■ **WHAT TO PRODUCE**:
Here are records with pictures in them. Copy all of them exactly and leave the pictures out.

==============================

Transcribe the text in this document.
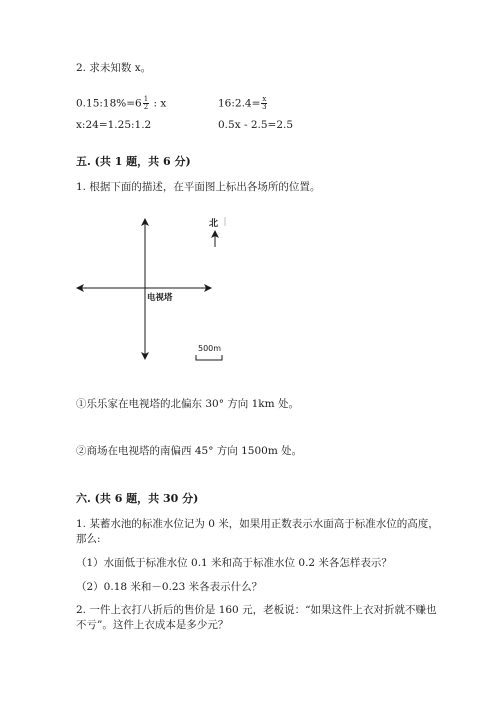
2. 求未知数 x。
0.15:18%=6 $\frac{1}{2}$ : x	16:2.4= $\frac{x}{3}$
x:24=1.25:1.2	0.5x - 2.5=2.5
五. (共 1 题，共 6 分)
1. 根据下面的描述，在平面图上标出各场所的位置。
北
电视塔
500m
①乐乐家在电视塔的北偏东 30° 方向 1km 处。
②商场在电视塔的南偏西 45° 方向 1500m 处。
六. (共 6 题，共 30 分)
1. 某蓄水池的标准水位记为 0 米，如果用正数表示水面高于标准水位的高度，
那么:
（1）水面低于标准水位 0.1 米和高于标准水位 0.2 米各怎样表示？
（2）0.18 米和－0.23 米各表示什么？
2. 一件上衣打八折后的售价是 160 元，老板说：“如果这件上衣对折就不赚也
不亏”。这件上衣成本是多少元？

==============================

■ **TASK ANSWER**:
Transcribe the text in this document.
2. 求未知数 x。
0.15:18%=6 $\frac{1}{2}$ : x	16:2.4= $\frac{x}{3}$
x:24=1.25:1.2	0.5x - 2.5=2.5
五. (共 1 题，共 6 分)
1. 根据下面的描述，在平面图上标出各场所的位置。
北
电视塔
500m
①乐乐家在电视塔的北偏东 30° 方向 1km 处。
②商场在电视塔的南偏西 45° 方向 1500m 处。
六. (共 6 题，共 30 分)
1. 某蓄水池的标准水位记为 0 米，如果用正数表示水面高于标准水位的高度，
那么:
（1）水面低于标准水位 0.1 米和高于标准水位 0.2 米各怎样表示？
（2）0.18 米和－0.23 米各表示什么？
2. 一件上衣打八折后的售价是 160 元，老板说：“如果这件上衣对折就不赚也
不亏”。这件上衣成本是多少元？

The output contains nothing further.